═══ DATA ENTRIES ═══

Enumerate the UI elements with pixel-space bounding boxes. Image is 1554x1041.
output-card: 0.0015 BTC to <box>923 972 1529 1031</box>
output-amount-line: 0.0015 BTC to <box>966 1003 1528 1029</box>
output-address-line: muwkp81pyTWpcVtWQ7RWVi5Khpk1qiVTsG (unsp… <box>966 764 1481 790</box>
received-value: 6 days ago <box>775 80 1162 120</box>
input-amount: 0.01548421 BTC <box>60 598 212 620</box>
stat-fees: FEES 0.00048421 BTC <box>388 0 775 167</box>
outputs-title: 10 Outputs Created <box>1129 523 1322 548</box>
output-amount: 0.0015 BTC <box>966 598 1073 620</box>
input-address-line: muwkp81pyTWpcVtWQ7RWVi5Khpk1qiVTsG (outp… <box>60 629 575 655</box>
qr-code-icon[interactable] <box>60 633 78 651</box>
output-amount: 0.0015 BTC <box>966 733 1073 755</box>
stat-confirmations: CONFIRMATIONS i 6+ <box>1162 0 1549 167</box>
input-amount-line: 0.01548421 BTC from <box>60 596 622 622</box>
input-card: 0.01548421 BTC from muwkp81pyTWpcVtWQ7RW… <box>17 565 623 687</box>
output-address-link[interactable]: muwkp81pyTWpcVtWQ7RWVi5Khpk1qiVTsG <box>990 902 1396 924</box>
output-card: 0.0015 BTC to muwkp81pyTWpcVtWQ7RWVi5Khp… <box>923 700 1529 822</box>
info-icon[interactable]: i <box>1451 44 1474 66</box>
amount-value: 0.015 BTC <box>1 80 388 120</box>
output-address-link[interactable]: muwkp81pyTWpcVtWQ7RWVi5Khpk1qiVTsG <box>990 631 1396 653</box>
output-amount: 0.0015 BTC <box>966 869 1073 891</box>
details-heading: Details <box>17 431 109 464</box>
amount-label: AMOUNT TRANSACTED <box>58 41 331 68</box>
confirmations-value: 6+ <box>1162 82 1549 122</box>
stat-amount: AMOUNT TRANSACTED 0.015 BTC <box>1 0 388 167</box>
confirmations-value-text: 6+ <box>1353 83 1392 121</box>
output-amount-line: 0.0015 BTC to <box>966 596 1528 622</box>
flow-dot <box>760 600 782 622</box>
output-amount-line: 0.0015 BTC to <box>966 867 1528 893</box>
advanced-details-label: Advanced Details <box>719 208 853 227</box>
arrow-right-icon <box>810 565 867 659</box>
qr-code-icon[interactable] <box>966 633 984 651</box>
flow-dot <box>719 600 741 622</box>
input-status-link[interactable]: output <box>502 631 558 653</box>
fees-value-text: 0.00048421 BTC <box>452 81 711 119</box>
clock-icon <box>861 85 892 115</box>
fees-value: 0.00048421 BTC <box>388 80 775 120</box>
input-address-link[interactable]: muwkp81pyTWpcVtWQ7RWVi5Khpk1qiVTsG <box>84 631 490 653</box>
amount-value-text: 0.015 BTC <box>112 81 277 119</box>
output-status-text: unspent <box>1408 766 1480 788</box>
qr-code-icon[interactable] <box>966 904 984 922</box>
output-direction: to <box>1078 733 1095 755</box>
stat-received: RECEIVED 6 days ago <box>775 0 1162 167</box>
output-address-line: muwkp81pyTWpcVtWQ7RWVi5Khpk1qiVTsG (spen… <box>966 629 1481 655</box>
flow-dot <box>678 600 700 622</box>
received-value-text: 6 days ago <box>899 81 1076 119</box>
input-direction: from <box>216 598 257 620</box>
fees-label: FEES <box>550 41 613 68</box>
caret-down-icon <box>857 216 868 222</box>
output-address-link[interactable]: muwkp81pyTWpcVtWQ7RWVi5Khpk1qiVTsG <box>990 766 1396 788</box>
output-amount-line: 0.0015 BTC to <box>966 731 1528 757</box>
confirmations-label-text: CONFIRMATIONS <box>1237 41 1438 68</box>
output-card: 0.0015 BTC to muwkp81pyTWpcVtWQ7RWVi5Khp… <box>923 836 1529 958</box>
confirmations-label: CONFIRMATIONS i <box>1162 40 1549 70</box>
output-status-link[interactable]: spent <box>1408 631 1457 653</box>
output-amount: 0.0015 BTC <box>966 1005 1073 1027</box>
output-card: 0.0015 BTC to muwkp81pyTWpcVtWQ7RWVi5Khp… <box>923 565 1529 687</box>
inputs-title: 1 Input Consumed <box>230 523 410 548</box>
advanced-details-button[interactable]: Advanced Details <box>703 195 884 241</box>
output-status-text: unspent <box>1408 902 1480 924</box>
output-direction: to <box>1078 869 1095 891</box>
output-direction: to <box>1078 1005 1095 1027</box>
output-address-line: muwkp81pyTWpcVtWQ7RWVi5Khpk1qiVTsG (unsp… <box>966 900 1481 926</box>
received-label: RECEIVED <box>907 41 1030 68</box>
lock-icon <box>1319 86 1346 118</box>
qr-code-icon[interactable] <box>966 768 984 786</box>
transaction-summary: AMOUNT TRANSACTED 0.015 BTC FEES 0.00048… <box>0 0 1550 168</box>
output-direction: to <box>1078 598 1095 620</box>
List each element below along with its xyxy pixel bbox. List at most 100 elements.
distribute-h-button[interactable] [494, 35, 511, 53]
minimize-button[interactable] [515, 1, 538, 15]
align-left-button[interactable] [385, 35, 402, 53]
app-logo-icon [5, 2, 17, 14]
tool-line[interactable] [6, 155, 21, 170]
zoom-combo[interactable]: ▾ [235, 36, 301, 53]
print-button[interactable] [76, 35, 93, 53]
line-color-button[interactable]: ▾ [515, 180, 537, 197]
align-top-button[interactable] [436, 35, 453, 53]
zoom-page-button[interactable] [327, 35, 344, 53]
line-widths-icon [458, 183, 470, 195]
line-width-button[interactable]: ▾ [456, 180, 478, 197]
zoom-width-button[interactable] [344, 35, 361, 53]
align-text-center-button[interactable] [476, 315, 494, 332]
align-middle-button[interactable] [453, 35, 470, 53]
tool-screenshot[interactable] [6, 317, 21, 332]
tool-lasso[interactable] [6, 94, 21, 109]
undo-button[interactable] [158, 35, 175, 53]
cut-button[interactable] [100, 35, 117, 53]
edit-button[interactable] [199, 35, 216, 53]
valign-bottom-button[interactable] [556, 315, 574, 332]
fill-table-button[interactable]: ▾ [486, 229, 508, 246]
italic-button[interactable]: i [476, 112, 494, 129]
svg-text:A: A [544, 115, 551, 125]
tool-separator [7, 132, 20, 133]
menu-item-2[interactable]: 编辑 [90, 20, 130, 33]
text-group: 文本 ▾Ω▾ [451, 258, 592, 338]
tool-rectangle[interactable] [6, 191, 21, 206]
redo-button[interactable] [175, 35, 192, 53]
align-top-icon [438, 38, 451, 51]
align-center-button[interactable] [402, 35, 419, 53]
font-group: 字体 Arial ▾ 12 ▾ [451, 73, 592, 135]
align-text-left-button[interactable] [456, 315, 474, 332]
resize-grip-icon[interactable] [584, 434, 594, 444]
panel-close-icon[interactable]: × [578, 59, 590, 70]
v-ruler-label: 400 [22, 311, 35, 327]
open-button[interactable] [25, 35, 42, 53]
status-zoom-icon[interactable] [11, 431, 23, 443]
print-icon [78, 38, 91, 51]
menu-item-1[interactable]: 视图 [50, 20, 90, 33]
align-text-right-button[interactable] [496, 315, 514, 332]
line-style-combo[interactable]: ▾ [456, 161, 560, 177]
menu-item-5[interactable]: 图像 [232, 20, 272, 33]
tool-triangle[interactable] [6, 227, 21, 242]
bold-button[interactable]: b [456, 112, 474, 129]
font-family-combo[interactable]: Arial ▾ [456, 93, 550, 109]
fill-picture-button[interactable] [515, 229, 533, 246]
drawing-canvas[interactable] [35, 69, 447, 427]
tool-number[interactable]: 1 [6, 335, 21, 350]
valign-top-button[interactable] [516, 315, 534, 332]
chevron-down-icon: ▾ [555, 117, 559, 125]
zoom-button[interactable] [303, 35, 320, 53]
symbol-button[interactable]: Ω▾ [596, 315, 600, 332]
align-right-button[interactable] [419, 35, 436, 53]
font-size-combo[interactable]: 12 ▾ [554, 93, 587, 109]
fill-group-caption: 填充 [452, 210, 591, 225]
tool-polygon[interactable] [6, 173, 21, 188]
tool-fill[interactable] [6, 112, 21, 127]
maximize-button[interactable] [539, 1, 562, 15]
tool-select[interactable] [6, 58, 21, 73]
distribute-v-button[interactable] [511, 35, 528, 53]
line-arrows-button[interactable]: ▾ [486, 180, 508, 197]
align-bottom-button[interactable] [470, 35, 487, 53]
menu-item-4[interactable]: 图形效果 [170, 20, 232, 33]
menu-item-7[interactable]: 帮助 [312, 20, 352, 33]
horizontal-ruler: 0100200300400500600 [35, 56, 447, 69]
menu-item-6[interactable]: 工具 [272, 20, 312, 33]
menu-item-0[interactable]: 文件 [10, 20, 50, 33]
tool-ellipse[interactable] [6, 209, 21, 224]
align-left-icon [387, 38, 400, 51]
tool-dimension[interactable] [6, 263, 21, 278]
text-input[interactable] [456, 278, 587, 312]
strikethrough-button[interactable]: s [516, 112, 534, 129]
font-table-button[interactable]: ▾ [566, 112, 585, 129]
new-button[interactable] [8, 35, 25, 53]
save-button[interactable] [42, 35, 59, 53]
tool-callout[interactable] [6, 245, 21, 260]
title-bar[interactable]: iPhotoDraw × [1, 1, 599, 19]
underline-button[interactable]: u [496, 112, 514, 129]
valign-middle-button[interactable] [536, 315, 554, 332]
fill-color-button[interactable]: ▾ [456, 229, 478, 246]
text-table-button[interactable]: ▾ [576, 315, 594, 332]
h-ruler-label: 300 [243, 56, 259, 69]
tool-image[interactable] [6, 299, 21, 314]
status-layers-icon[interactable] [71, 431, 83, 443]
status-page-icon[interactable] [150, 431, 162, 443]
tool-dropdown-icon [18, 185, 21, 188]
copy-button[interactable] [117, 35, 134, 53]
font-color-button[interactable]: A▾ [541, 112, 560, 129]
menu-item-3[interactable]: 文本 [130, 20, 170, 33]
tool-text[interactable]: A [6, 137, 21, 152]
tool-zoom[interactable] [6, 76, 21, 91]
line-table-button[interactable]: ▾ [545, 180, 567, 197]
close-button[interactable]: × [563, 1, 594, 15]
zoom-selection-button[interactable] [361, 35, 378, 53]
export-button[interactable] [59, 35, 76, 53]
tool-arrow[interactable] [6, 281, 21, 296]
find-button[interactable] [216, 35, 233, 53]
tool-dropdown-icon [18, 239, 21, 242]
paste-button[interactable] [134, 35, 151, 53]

═══

→ **WORK TO COMPLETE**
Copy the listing above word for word, from its first line through the line that contains "stat-amount: AMOUNT TRANSACTED", including both of those lines.

→ **THE RESPONSE**
Enumerate the UI elements with pixel-space bounding boxes. Image is 1554x1041.
output-card: 0.0015 BTC to <box>923 972 1529 1031</box>
output-amount-line: 0.0015 BTC to <box>966 1003 1528 1029</box>
output-address-line: muwkp81pyTWpcVtWQ7RWVi5Khpk1qiVTsG (unsp… <box>966 764 1481 790</box>
received-value: 6 days ago <box>775 80 1162 120</box>
input-amount: 0.01548421 BTC <box>60 598 212 620</box>
stat-fees: FEES 0.00048421 BTC <box>388 0 775 167</box>
outputs-title: 10 Outputs Created <box>1129 523 1322 548</box>
output-amount: 0.0015 BTC <box>966 598 1073 620</box>
input-address-line: muwkp81pyTWpcVtWQ7RWVi5Khpk1qiVTsG (outp… <box>60 629 575 655</box>
qr-code-icon[interactable] <box>60 633 78 651</box>
output-amount: 0.0015 BTC <box>966 733 1073 755</box>
stat-confirmations: CONFIRMATIONS i 6+ <box>1162 0 1549 167</box>
input-amount-line: 0.01548421 BTC from <box>60 596 622 622</box>
input-card: 0.01548421 BTC from muwkp81pyTWpcVtWQ7RW… <box>17 565 623 687</box>
output-address-link[interactable]: muwkp81pyTWpcVtWQ7RWVi5Khpk1qiVTsG <box>990 902 1396 924</box>
output-card: 0.0015 BTC to muwkp81pyTWpcVtWQ7RWVi5Khp… <box>923 700 1529 822</box>
info-icon[interactable]: i <box>1451 44 1474 66</box>
amount-value: 0.015 BTC <box>1 80 388 120</box>
output-address-link[interactable]: muwkp81pyTWpcVtWQ7RWVi5Khpk1qiVTsG <box>990 631 1396 653</box>
output-amount: 0.0015 BTC <box>966 869 1073 891</box>
details-heading: Details <box>17 431 109 464</box>
amount-label: AMOUNT TRANSACTED <box>58 41 331 68</box>
confirmations-value: 6+ <box>1162 82 1549 122</box>
stat-amount: AMOUNT TRANSACTED 0.015 BTC <box>1 0 388 167</box>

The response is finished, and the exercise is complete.